Passage shown —
A gunman killed one person, wounded 12 and then apparently killed himself at a Tennessee supermarket on Thursday, pursuing panicked shoppers and employees as they fled down the aisles while some took refuge in store freezers, police said.
Of the 12 wounded, one was in surgery and another in intensive care after the shooting in the Memphis suburb of Collierville, Police Chief Dale Lane told reporters. A 13th person was treated for an anxiety attack, he said.
Police arrived on the scene almost immediately after the shooting at the Kroger grocery in Collierville, a town of about 50,000 some 30 miles (50 km) east of Memphis in southwestern Tennessee.
“We found people hiding in freezers and in locked offices. They were doing what they had been trained to do – run, hide, fight,” Lane told reporters, calling the gun violence “the most horrific event that has occurred in Collierville history.”

Information given —
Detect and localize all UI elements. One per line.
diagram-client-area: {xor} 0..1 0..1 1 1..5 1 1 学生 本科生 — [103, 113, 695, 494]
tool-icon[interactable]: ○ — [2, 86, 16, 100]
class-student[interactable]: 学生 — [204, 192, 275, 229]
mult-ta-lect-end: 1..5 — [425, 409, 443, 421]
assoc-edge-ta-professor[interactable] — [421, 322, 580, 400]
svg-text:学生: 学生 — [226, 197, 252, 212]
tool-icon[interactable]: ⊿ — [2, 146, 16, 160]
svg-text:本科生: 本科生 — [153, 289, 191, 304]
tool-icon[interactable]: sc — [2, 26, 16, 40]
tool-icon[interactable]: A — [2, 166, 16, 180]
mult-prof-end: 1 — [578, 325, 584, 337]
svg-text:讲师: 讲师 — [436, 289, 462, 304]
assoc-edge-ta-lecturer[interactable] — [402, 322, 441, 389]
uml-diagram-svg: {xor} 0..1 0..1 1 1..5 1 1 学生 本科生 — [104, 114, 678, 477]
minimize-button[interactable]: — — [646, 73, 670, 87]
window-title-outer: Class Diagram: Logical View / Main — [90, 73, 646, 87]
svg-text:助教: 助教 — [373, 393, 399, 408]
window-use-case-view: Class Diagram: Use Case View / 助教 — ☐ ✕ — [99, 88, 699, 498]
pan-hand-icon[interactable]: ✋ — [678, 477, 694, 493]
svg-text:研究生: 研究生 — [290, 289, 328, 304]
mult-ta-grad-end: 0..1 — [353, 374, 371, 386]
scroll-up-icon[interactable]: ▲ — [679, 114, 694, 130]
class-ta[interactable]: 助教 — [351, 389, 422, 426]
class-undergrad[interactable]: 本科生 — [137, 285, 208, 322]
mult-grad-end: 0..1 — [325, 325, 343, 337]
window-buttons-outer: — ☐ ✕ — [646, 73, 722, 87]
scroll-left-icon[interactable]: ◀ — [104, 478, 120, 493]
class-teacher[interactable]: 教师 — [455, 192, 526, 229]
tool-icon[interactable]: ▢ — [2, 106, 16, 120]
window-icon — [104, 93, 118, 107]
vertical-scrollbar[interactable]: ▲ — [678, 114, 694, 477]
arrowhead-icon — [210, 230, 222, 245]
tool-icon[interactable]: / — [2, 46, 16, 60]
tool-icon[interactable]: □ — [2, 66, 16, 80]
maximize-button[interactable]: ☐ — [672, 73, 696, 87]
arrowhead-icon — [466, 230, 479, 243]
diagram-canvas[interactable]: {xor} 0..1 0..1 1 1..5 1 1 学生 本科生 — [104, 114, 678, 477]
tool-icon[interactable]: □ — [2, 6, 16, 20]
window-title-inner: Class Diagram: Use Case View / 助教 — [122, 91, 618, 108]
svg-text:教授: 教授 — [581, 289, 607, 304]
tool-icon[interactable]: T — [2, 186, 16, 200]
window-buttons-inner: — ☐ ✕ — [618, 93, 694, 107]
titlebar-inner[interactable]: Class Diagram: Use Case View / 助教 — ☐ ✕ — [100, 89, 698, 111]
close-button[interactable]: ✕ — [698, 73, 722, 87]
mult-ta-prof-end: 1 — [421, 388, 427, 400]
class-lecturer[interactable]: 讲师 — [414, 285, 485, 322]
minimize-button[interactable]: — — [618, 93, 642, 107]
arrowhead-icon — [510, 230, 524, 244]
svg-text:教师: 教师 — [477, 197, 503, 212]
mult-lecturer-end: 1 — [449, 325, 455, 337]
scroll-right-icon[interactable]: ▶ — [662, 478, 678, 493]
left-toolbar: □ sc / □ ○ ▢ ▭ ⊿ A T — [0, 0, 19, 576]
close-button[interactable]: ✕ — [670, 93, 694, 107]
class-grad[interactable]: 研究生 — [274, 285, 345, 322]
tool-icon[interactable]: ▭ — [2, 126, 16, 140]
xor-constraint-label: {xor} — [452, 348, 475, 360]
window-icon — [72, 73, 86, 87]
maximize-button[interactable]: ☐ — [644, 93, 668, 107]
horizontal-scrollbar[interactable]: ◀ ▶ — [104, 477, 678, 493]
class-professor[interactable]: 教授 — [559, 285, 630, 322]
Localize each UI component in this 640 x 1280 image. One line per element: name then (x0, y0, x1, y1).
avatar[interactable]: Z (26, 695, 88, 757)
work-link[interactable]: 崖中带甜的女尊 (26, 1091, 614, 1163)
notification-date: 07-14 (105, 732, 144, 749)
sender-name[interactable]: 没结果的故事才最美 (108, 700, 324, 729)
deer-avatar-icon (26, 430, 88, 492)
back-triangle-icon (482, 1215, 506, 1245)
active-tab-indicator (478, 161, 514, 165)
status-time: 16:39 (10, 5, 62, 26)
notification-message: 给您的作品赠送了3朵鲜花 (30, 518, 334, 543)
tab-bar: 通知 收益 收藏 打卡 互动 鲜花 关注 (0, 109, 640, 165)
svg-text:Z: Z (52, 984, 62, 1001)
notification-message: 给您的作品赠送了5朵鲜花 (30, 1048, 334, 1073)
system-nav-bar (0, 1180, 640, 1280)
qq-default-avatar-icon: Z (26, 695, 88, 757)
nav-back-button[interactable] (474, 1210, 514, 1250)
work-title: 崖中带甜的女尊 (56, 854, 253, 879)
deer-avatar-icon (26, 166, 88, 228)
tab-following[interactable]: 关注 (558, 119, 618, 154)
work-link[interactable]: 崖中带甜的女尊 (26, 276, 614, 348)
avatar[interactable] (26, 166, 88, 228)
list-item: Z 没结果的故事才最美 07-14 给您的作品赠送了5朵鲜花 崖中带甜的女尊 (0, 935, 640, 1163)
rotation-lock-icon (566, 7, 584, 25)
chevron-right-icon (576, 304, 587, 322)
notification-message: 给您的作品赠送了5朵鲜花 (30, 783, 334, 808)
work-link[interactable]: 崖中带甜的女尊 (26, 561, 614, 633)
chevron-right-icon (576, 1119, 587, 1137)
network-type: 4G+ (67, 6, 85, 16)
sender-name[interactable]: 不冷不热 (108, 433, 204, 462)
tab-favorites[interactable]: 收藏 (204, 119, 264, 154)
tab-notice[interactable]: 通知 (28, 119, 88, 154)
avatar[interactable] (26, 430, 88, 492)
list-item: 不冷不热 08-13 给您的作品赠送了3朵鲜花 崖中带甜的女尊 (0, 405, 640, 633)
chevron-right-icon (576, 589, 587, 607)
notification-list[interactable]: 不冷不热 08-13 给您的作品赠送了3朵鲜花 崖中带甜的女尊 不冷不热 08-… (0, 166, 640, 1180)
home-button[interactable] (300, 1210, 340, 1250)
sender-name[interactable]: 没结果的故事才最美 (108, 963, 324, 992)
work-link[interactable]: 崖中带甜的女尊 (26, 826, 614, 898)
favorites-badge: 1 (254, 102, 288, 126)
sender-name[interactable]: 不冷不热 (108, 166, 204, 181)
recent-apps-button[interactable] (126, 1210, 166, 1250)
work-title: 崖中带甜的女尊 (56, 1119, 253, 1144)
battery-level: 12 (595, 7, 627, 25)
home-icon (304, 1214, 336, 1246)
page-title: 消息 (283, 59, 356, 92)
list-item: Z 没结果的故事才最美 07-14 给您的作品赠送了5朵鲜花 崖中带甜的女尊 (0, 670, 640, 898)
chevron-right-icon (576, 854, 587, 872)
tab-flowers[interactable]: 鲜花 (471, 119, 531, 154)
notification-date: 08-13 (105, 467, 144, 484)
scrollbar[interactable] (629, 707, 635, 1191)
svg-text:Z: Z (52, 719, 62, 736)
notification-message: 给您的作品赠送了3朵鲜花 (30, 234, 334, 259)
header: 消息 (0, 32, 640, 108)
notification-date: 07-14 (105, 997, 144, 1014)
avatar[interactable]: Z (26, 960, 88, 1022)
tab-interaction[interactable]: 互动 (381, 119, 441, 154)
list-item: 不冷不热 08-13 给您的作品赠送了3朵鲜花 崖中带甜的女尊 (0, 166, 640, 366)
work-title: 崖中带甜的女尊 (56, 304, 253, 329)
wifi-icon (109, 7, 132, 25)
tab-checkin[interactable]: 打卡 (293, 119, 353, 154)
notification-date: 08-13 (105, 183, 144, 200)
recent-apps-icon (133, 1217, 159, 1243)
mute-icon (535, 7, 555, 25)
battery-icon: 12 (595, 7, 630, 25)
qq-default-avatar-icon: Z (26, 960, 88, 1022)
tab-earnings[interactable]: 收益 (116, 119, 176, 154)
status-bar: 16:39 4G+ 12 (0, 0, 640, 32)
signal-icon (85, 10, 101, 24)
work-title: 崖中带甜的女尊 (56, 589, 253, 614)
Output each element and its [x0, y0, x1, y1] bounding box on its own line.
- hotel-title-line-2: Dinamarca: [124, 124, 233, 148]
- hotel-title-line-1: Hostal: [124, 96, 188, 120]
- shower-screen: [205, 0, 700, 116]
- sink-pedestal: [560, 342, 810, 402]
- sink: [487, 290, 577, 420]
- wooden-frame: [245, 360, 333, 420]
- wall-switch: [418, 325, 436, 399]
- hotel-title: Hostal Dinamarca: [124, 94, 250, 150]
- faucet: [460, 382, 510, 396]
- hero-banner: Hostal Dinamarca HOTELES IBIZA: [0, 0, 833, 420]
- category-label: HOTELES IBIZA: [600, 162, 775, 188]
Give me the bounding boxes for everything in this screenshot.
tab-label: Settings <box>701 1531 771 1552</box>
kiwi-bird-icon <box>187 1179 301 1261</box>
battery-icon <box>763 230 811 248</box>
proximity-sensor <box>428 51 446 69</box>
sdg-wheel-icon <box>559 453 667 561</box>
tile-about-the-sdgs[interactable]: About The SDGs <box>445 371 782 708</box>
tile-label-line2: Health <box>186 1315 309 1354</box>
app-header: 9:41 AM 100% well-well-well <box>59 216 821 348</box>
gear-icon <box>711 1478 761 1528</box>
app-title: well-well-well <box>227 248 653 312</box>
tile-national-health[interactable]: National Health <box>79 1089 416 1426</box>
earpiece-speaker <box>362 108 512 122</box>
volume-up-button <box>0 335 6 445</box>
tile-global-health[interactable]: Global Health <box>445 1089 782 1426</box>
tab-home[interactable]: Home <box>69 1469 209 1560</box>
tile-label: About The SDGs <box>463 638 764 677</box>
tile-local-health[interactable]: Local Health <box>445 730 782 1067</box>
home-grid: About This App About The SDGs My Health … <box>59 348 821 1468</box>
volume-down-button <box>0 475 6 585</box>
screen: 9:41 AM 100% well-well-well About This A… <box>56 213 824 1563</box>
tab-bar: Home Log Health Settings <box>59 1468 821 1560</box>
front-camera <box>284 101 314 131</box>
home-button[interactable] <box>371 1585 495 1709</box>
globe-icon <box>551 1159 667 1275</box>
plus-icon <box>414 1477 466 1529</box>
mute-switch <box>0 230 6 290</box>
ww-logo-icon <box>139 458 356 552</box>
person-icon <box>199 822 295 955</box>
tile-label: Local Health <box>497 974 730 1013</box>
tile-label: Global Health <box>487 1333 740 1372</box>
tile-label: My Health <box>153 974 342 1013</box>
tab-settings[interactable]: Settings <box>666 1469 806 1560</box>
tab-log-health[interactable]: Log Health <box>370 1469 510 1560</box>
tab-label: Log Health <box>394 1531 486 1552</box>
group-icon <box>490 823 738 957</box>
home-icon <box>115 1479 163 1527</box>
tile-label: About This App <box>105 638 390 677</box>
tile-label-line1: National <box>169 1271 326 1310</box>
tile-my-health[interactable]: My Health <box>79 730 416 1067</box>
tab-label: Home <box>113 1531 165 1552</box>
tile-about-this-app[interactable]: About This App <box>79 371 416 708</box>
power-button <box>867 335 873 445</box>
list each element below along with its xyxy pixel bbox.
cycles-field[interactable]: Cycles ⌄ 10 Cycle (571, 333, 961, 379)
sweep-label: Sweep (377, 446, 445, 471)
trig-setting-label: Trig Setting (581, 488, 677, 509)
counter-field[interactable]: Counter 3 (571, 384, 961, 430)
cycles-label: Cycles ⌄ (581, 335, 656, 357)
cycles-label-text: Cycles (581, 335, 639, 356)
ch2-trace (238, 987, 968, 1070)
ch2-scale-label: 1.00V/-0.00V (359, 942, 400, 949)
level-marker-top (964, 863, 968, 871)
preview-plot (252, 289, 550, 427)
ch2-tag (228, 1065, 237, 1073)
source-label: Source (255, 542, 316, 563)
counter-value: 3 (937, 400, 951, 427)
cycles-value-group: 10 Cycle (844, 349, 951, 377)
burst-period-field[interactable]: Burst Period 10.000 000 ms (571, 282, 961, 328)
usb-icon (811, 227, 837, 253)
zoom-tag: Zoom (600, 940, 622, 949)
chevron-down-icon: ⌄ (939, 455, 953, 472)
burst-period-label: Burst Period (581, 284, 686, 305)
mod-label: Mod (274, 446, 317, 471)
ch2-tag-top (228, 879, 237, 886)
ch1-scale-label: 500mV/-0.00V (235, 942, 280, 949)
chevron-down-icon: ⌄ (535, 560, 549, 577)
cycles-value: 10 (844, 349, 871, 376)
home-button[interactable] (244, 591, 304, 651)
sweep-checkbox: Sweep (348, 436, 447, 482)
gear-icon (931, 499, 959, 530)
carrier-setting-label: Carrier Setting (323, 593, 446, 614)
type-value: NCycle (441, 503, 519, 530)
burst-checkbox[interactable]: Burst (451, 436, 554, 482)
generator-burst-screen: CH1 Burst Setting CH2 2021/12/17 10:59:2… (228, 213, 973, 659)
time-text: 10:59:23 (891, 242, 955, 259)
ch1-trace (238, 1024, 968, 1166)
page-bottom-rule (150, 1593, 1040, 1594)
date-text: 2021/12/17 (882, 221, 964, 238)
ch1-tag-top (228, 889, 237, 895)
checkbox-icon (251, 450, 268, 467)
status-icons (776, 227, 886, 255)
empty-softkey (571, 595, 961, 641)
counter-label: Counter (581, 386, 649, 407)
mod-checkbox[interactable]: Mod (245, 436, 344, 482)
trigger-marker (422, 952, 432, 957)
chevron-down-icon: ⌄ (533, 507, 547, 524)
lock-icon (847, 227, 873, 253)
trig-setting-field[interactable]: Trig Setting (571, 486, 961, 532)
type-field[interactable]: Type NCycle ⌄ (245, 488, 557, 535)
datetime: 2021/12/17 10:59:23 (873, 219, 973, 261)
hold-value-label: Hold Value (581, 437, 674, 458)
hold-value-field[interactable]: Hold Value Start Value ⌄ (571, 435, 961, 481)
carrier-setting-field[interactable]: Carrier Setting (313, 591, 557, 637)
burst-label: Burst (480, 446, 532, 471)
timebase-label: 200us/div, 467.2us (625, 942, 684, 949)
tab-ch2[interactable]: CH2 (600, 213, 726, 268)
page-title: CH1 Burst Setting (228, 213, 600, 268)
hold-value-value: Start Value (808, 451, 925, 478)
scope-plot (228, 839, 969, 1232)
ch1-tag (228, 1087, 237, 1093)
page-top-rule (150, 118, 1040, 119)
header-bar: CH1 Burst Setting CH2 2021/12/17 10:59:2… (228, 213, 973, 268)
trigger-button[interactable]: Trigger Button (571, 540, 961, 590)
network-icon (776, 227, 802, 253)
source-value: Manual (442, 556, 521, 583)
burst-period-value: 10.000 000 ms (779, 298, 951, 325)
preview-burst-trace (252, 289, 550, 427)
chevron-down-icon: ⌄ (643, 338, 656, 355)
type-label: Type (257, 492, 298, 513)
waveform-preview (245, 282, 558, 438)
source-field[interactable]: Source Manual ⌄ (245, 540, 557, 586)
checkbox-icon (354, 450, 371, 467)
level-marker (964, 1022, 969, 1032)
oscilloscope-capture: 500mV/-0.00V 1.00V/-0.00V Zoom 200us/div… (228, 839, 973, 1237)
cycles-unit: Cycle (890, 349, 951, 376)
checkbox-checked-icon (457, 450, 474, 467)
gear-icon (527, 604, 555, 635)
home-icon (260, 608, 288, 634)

What the exercise asks — Pick up the news report on the Collierville supermarket shooting after its last sentence and carry it on.

Your response —
Lane withheld information about the shooter while investigators attempted to determine if anyone else may have assisted him in the attack, although he did say there was no evidence of terrorism.
WREG-TV reported the shooter was an employee who had been fired on Thursday, citing an unnamed law enforcement source.
Brignetta Dickerson, a Kroger employee, told WREG that she instructed fellow employees and customers when the shooting broke out to follow her to the back of the store and closed the door behind them, but the gunman followed.
“He kept on shooting and shooting and shooting. He shot one of my co-workers in the head and then shot one of the customers in the stomach,” Dickerson said, adding that the shooter appeared to have a military-style rifle.
“I’m a little shaky but I’m OK. I got God on my side,” Dickerson said.
There were 44 employees and an undetermined number of customers at the store when the shooting broke out, Lane said.
Thursday’s violence was the latest in a string of deadly workplace mass shootings that have erupted in U.S. cities, claiming dozens of lives and leaving many more wounded this year.
Ten people were killed in March when a gunman opened fire at a King Soopers supermarket owned by Kroger Co in Boulder, Colorado.
Kroger spokeswoman Teresa Dickerson said the Collierville store would be closed until further notice.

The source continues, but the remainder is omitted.